__Short exercise__: Give only the number of lines that contain the word "title".

__Supplied entries__:
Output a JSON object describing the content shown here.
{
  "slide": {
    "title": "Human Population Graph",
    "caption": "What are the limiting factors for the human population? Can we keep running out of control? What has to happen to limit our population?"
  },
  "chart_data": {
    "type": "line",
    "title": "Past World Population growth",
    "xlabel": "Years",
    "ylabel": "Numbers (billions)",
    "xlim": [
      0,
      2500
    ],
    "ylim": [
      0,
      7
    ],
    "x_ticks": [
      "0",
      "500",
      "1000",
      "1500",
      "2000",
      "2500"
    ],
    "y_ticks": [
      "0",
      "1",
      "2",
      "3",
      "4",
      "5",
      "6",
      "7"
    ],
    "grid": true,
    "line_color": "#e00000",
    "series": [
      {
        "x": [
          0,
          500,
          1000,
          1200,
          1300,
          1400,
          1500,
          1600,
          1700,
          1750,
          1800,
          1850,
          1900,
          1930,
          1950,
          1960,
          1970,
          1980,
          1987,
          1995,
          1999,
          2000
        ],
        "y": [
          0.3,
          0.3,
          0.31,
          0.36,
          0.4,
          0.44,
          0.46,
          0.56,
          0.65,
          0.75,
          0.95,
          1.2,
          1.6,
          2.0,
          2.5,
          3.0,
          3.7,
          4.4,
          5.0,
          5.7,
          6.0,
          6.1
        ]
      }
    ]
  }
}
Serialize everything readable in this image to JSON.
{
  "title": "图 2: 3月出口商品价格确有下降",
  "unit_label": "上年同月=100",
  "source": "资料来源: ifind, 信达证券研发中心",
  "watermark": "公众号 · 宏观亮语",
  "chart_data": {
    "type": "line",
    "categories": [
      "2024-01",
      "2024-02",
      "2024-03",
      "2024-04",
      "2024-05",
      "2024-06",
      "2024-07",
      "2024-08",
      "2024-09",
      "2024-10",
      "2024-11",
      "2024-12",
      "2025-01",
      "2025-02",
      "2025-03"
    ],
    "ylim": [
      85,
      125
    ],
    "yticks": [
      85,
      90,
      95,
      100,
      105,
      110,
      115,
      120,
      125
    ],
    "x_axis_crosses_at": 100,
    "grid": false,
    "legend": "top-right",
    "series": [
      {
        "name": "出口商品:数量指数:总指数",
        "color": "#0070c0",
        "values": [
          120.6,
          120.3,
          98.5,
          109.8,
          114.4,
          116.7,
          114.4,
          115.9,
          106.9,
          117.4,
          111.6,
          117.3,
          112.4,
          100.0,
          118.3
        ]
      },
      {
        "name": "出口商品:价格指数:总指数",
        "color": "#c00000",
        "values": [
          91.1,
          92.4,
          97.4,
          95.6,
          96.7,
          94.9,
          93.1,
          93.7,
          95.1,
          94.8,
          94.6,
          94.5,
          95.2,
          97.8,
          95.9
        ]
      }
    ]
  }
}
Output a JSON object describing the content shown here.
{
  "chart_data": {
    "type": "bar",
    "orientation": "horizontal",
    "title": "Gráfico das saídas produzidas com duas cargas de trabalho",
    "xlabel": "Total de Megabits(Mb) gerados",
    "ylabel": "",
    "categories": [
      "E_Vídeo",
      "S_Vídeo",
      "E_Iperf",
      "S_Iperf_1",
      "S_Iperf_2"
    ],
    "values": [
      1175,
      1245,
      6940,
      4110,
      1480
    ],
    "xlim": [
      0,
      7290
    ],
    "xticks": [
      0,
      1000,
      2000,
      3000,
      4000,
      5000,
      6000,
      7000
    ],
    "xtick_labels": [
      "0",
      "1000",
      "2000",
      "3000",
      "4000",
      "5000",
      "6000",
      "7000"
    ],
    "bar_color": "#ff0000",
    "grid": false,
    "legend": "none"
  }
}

__Written response__: 4